● Task instructions
Reproduce each record below exactly as written.

● The records
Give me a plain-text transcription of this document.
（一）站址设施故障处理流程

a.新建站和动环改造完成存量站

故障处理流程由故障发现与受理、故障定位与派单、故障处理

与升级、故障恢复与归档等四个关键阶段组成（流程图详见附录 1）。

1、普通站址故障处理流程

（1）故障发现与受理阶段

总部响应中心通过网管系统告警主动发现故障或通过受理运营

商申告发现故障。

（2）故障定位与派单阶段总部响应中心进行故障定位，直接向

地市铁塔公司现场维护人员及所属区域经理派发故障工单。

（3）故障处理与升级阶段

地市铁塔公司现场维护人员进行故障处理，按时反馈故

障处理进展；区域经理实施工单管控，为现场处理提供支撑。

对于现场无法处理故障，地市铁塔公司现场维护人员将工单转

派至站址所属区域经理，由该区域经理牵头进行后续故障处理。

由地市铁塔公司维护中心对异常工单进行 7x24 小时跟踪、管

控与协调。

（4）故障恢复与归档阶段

● Task answer
Give me a plain-text transcription of this document.
（一）站址设施故障处理流程

a.新建站和动环改造完成存量站

故障处理流程由故障发现与受理、故障定位与派单、故障处理

与升级、故障恢复与归档等四个关键阶段组成（流程图详见附录 1）。

1、普通站址故障处理流程

（1）故障发现与受理阶段

总部响应中心通过网管系统告警主动发现故障或通过受理运营

商申告发现故障。

（2）故障定位与派单阶段总部响应中心进行故障定位，直接向

地市铁塔公司现场维护人员及所属区域经理派发故障工单。

（3）故障处理与升级阶段

地市铁塔公司现场维护人员进行故障处理，按时反馈故

障处理进展；区域经理实施工单管控，为现场处理提供支撑。

对于现场无法处理故障，地市铁塔公司现场维护人员将工单转

派至站址所属区域经理，由该区域经理牵头进行后续故障处理。

由地市铁塔公司维护中心对异常工单进行 7x24 小时跟踪、管

控与协调。

（4）故障恢复与归档阶段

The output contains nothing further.